(Excerpt from a dataset)
-=-=-=-=-
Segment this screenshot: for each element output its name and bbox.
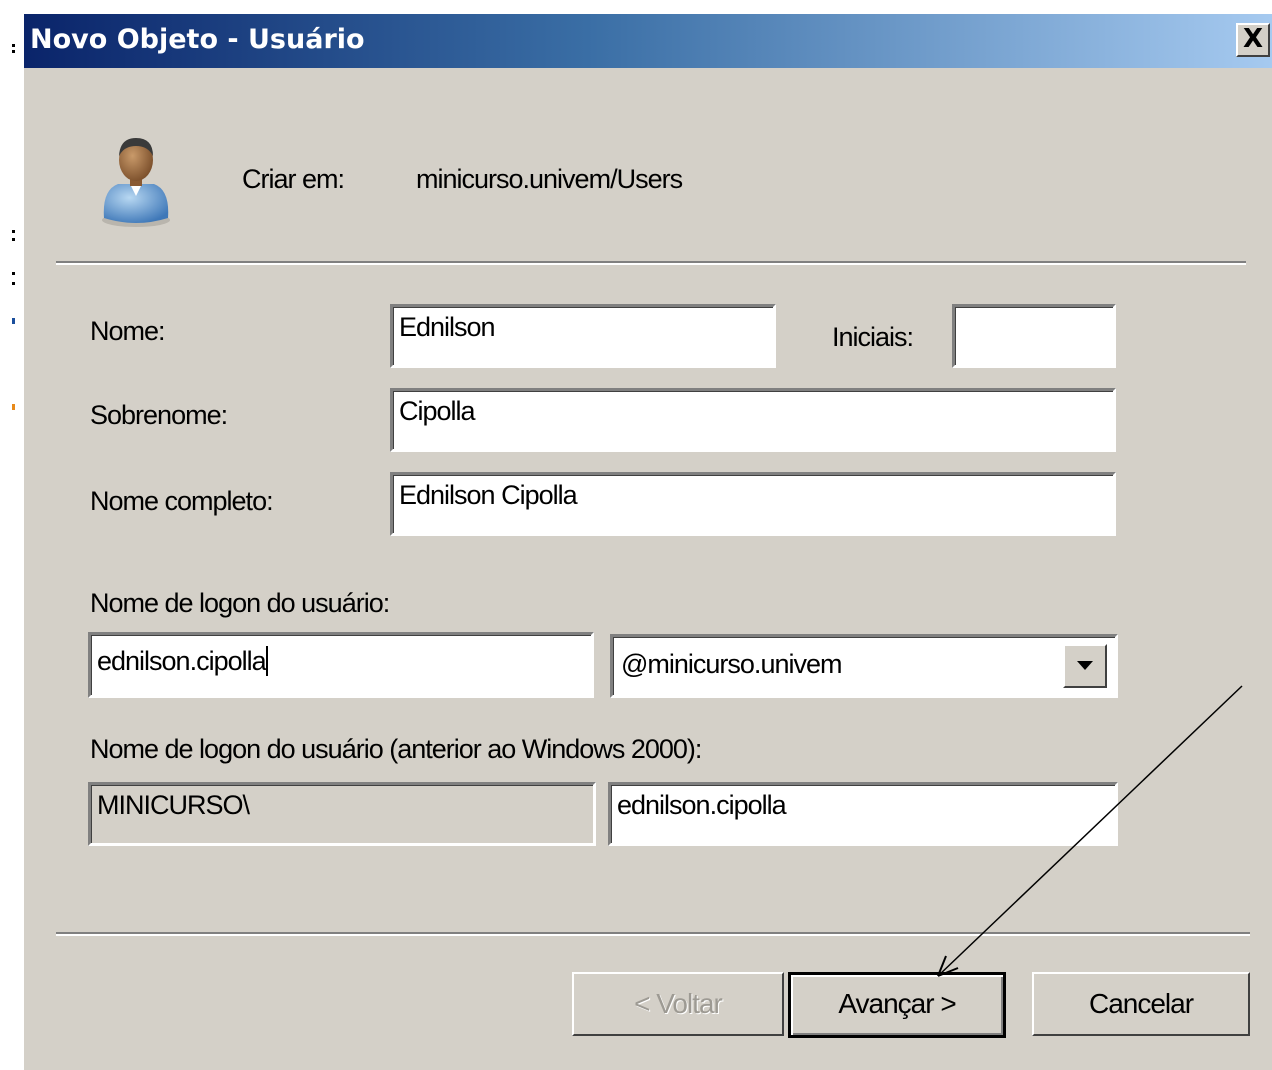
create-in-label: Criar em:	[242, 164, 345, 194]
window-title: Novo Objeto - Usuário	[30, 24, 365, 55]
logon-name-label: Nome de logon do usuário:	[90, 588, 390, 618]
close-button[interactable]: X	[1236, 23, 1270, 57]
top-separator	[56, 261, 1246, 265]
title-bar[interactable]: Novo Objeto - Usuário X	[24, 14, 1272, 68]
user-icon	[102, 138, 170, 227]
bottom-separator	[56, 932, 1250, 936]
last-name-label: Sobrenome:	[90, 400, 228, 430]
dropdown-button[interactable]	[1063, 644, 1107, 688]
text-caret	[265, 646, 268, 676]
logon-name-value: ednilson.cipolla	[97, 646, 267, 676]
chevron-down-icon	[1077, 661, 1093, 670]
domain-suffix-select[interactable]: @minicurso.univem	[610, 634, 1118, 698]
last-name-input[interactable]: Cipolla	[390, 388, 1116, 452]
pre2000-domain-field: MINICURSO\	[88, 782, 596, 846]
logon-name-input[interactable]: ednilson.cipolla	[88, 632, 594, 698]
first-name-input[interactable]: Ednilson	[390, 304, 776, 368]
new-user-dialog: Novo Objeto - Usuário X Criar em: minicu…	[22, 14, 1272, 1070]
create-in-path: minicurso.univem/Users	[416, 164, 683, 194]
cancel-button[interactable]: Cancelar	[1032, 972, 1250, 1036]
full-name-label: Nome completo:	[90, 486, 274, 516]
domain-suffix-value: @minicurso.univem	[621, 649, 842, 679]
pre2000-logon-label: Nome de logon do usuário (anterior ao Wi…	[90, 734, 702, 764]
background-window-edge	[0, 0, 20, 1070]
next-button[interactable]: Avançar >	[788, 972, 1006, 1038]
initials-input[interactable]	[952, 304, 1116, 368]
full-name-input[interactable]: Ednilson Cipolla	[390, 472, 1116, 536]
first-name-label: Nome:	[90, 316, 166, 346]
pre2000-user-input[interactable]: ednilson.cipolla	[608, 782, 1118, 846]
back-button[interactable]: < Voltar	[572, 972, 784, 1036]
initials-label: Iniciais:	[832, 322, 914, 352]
-=-=-=-=-
> [Your instructions] Please write out the lines of the records above, from the line that contains "164, 345, 194]" through the line that contains "932, 1250, 936]", copying each one without changes.

> [Exercise answer]
create-in-label: Criar em:	[242, 164, 345, 194]
window-title: Novo Objeto - Usuário	[30, 24, 365, 55]
logon-name-label: Nome de logon do usuário:	[90, 588, 390, 618]
close-button[interactable]: X	[1236, 23, 1270, 57]
top-separator	[56, 261, 1246, 265]
title-bar[interactable]: Novo Objeto - Usuário X	[24, 14, 1272, 68]
user-icon	[102, 138, 170, 227]
bottom-separator	[56, 932, 1250, 936]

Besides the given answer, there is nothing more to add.